## EXCERTO CITADO

O espetro do fascismo está de volta - o poder dos mais fortes, como criticou o historiador de Viena Florian Wenninger num discurso.

"Elon Musk considera que a empatia é a maior fraqueza da civilização ocidental", afirma Wenninger. "No entanto, é importante mantermo-nos firmes. Se o comportamento social, se o sentido de justiça, se a compaixão são deliberadamente atacados, então, inversamente, é evidente que a frieza e a crueldade podem repercutir-se em todos nós, ameaçar-nos a todos", defende.

A atual situação política também é preocupante para George Leitmann. "Um homem como Donald Trump poder tornar-se Presidente. É impressionante", disse Leitmann. "O facto de uma grande parte da população apoiar ideias fascistas é perturbador." Culpar certos grupos de pessoas por determinadas coisas sempre resultou em desastre".

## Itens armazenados
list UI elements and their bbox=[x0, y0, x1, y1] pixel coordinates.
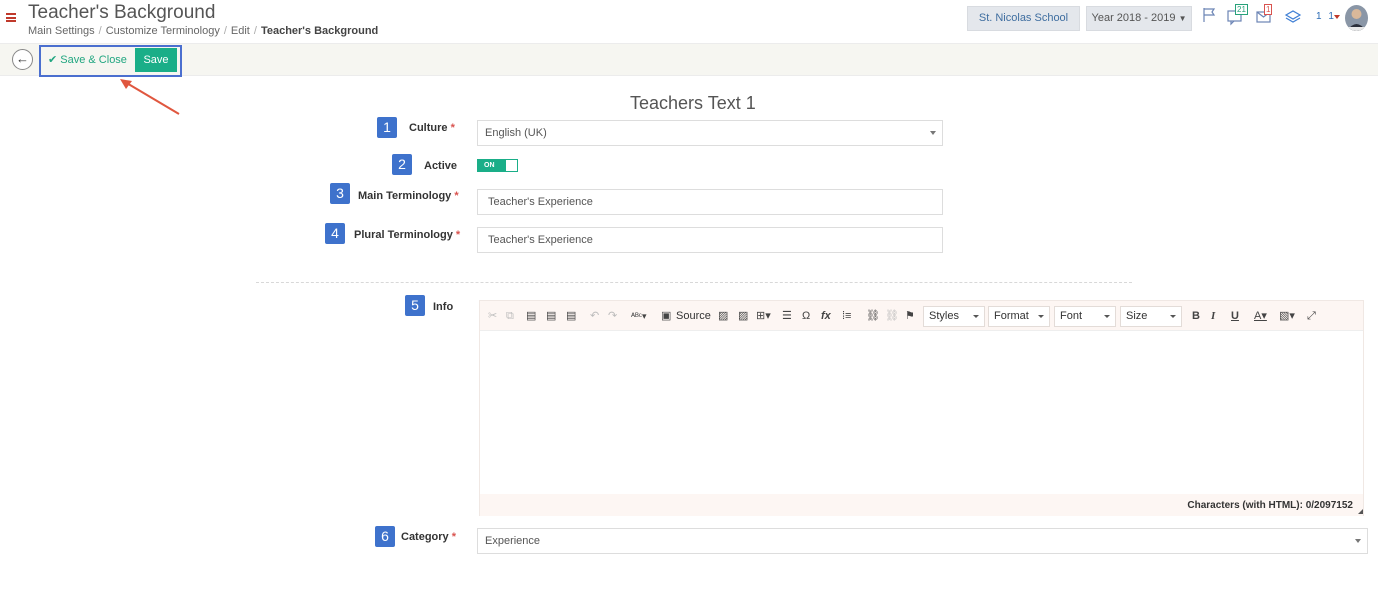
main-terminology-input[interactable]: Teacher's Experience bbox=[477, 189, 943, 215]
iframe-icon[interactable]: ⁞≡ bbox=[842, 310, 851, 322]
bg-color-icon[interactable]: ▧▾ bbox=[1279, 310, 1295, 322]
horizontal-line-icon[interactable]: ☰ bbox=[782, 310, 792, 322]
category-value: Experience bbox=[485, 535, 541, 547]
paste-word-icon[interactable]: ▤ bbox=[566, 310, 576, 322]
step-badge-1: 1 bbox=[377, 117, 397, 138]
notifications-icon[interactable]: 21 bbox=[1226, 4, 1248, 26]
breadcrumb-current: Teacher's Background bbox=[260, 25, 379, 37]
editor-footer: Characters (with HTML): 0/2097152 bbox=[480, 494, 1363, 516]
anchor-flag-icon[interactable]: ⚑ bbox=[905, 310, 915, 322]
chevron-down-icon bbox=[930, 131, 936, 135]
arrow-left-icon: ← bbox=[16, 51, 29, 66]
highlight-box bbox=[39, 45, 182, 77]
category-select[interactable]: Experience bbox=[477, 528, 1368, 554]
copy-icon[interactable]: ⧉ bbox=[506, 310, 514, 322]
info-label: Info bbox=[433, 301, 454, 313]
layers-icon[interactable] bbox=[1284, 6, 1302, 26]
active-label: Active bbox=[424, 160, 458, 172]
user-label[interactable]: 1 1 bbox=[1316, 11, 1336, 22]
active-toggle[interactable]: ON bbox=[477, 159, 518, 172]
action-toolbar: ← ✔ Save & Close Save bbox=[0, 43, 1378, 77]
paste-icon[interactable]: ▤ bbox=[526, 310, 536, 322]
resize-handle-icon[interactable] bbox=[1358, 509, 1363, 514]
breadcrumb-main-settings[interactable]: Main Settings bbox=[28, 25, 95, 37]
source-button[interactable]: Source bbox=[676, 310, 711, 322]
text-color-icon[interactable]: A▾ bbox=[1254, 310, 1267, 322]
styles-combo[interactable]: Styles bbox=[923, 306, 985, 327]
category-label: Category * bbox=[401, 531, 457, 543]
editor-toolbar: ✂ ⧉ ▤ ▤ ▤ ↶ ↷ ᴬᴮᶜ▾ ▣ Source ▨ ▨ ⊞▾ ☰ Ω f… bbox=[480, 301, 1363, 331]
page-title: Teacher's Background bbox=[28, 2, 216, 23]
user-caret-icon[interactable] bbox=[1334, 15, 1340, 19]
back-button[interactable]: ← bbox=[12, 49, 33, 70]
special-char-icon[interactable]: Ω bbox=[802, 310, 810, 322]
editor-content-area[interactable] bbox=[480, 332, 1363, 494]
notifications-badge: 21 bbox=[1235, 4, 1248, 15]
bold-icon[interactable]: B bbox=[1192, 310, 1200, 322]
step-badge-4: 4 bbox=[325, 223, 345, 244]
page-header: Teacher's Background Main Settings / Custo… bbox=[0, 0, 1378, 43]
avatar[interactable] bbox=[1345, 5, 1368, 31]
table-icon[interactable]: ⊞▾ bbox=[756, 310, 771, 322]
spellcheck-icon[interactable]: ᴬᴮᶜ▾ bbox=[631, 310, 647, 322]
source-icon[interactable]: ▣ bbox=[661, 310, 671, 322]
undo-icon[interactable]: ↶ bbox=[590, 310, 599, 322]
breadcrumb: Main Settings / Customize Terminology / Edit… bbox=[28, 25, 379, 37]
step-badge-6: 6 bbox=[375, 526, 395, 547]
breadcrumb-customize-terminology[interactable]: Customize Terminology bbox=[106, 25, 220, 37]
chevron-down-icon: ▼ bbox=[1178, 14, 1187, 23]
unlink-icon[interactable]: ⛓ bbox=[885, 310, 899, 322]
size-combo[interactable]: Size bbox=[1120, 306, 1182, 327]
image2-icon[interactable]: ▨ bbox=[738, 310, 748, 322]
annotation-arrow bbox=[120, 79, 180, 115]
form-title: Teachers Text 1 bbox=[630, 93, 756, 113]
step-badge-5: 5 bbox=[405, 295, 425, 316]
messages-icon[interactable]: 1 bbox=[1255, 4, 1273, 26]
section-divider bbox=[256, 282, 1132, 283]
breadcrumb-edit[interactable]: Edit bbox=[231, 25, 250, 37]
year-label: Year 2018 - 2019 bbox=[1091, 12, 1176, 24]
plural-terminology-input[interactable]: Teacher's Experience bbox=[477, 227, 943, 253]
cut-icon[interactable]: ✂ bbox=[488, 310, 497, 322]
formula-icon[interactable]: fx bbox=[821, 310, 831, 322]
underline-icon[interactable]: U bbox=[1231, 310, 1239, 322]
messages-badge: 1 bbox=[1264, 4, 1273, 15]
font-combo[interactable]: Font bbox=[1054, 306, 1116, 327]
culture-select[interactable]: English (UK) bbox=[477, 120, 943, 146]
maximize-icon[interactable]: ⤢ bbox=[1307, 310, 1316, 322]
chevron-down-icon bbox=[1355, 539, 1361, 543]
main-terminology-label: Main Terminology * bbox=[358, 190, 459, 202]
redo-icon[interactable]: ↷ bbox=[608, 310, 617, 322]
school-selector-button[interactable]: St. Nicolas School bbox=[967, 6, 1080, 31]
image-icon[interactable]: ▨ bbox=[718, 310, 728, 322]
link-icon[interactable]: ⛓ bbox=[866, 310, 880, 322]
step-badge-3: 3 bbox=[330, 183, 350, 204]
flag-icon[interactable] bbox=[1201, 6, 1219, 26]
culture-label: Culture * bbox=[409, 122, 455, 134]
italic-icon[interactable]: I bbox=[1211, 310, 1215, 322]
format-combo[interactable]: Format bbox=[988, 306, 1050, 327]
year-selector-button[interactable]: Year 2018 - 2019 ▼ bbox=[1086, 6, 1192, 31]
step-badge-2: 2 bbox=[392, 154, 412, 175]
char-count: Characters (with HTML): 0/2097152 bbox=[1187, 500, 1353, 511]
menu-icon[interactable] bbox=[6, 13, 16, 22]
toggle-on-text: ON bbox=[478, 160, 506, 171]
rich-text-editor: ✂ ⧉ ▤ ▤ ▤ ↶ ↷ ᴬᴮᶜ▾ ▣ Source ▨ ▨ ⊞▾ ☰ Ω f… bbox=[479, 300, 1364, 516]
paste-text-icon[interactable]: ▤ bbox=[546, 310, 556, 322]
culture-value: English (UK) bbox=[485, 127, 547, 139]
plural-terminology-label: Plural Terminology * bbox=[354, 229, 461, 241]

## LISTA DE TAREFAS
1. No excerto sobre o regresso do fascismo, de que cidade é o historiador Florian Wenninger?
2. Indique todas as pessoas mencionadas pelo nome no excerto sobre o regresso do fascismo.
3. Dê continuidade ao excerto sobre o regresso do fascismo a partir da última frase apresentada.

## RESPOSTAS POR TAREFA
1. De Viena.

2. Florian Wenninger, Elon Musk, George Leitmann e Donald Trump.

3.
Em maio de 2025, George Leitmann fará 100 anos. Apesar de todas as dificuldades, tem vivido uma boa vida, explica. Conseguiu viajar pelo mundo, construir uma família e conhecer pessoas fascinantes.

Mas a sua idade avançada é também um fardo. "Tentem não ficar tão velhos", diz, levantando o dedo indicador. "Não é divertido e digo-o com sinceridade".

Só muitos anos depois da II Guerra Mundial é que descobriu como é que o pai tinha morrido. Os alemães tinham-lhe dado um tiro na cabeça, juntamente com centenas de outros prisioneiros, num campo da então Jugoslávia. Porque era judeu.

George Leitmann continua a imaginar como é que o pai viveu os últimos minutos da sua vida. Pensa nisso todos os dias.